TASK DIRECTIONS | Go through the entries that follow and count every line with the string "addition". Reply with the number only.

EXERCISE MATERIAL |
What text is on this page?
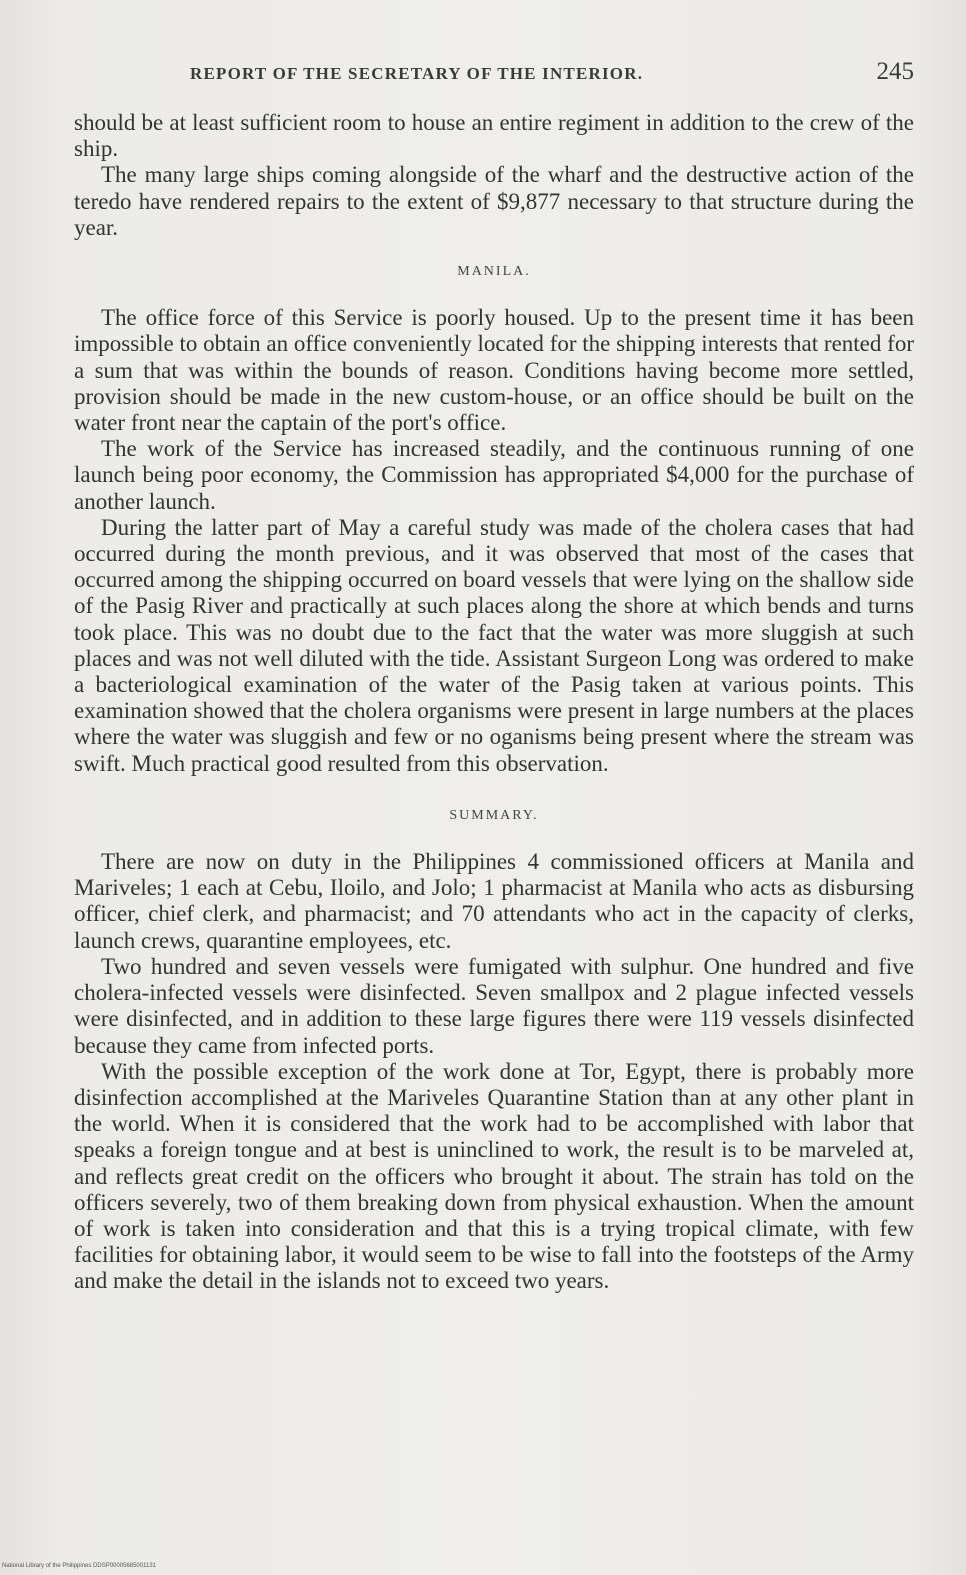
REPORT OF THE SECRETARY OF THE INTERIOR.	245

should be at least sufficient room to house an entire regiment in addition to the crew of the ship.

The many large ships coming alongside of the wharf and the destructive action of the teredo have rendered repairs to the extent of $9,877 necessary to that structure during the year.

MANILA.

The office force of this Service is poorly housed. Up to the present time it has been impossible to obtain an office conveniently located for the shipping interests that rented for a sum that was within the bounds of reason. Conditions having become more settled, provision should be made in the new custom-house, or an office should be built on the water front near the captain of the port's office.

The work of the Service has increased steadily, and the continuous running of one launch being poor economy, the Commission has appropriated $4,000 for the purchase of another launch.

During the latter part of May a careful study was made of the cholera cases that had occurred during the month previous, and it was observed that most of the cases that occurred among the shipping occurred on board vessels that were lying on the shallow side of the Pasig River and practically at such places along the shore at which bends and turns took place. This was no doubt due to the fact that the water was more sluggish at such places and was not well diluted with the tide. Assistant Surgeon Long was ordered to make a bacteriological examination of the water of the Pasig taken at various points. This examination showed that the cholera organisms were present in large numbers at the places where the water was sluggish and few or no oganisms being present where the stream was swift. Much practical good resulted from this observation.

SUMMARY.

There are now on duty in the Philippines 4 commissioned officers at Manila and Mariveles; 1 each at Cebu, Iloilo, and Jolo; 1 pharmacist at Manila who acts as disbursing officer, chief clerk, and pharmacist; and 70 attendants who act in the capacity of clerks, launch crews, quarantine employees, etc.

Two hundred and seven vessels were fumigated with sulphur. One hundred and five cholera-infected vessels were disinfected. Seven smallpox and 2 plague infected vessels were disinfected, and in addition to these large figures there were 119 vessels disinfected because they came from infected ports.

With the possible exception of the work done at Tor, Egypt, there is probably more disinfection accomplished at the Mariveles Quarantine Station than at any other plant in the world. When it is considered that the work had to be accomplished with labor that speaks a foreign tongue and at best is uninclined to work, the result is to be marveled at, and reflects great credit on the officers who brought it about. The strain has told on the officers severely, two of them breaking down from physical exhaustion. When the amount of work is taken into consideration and that this is a trying tropical climate, with few facilities for obtaining labor, it would seem to be wise to fall into the footsteps of the Army and make the detail in the islands not to exceed two years.

National Library of the Philippines DDSP00005685001131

OUTPUT FOR THIS TASK | 2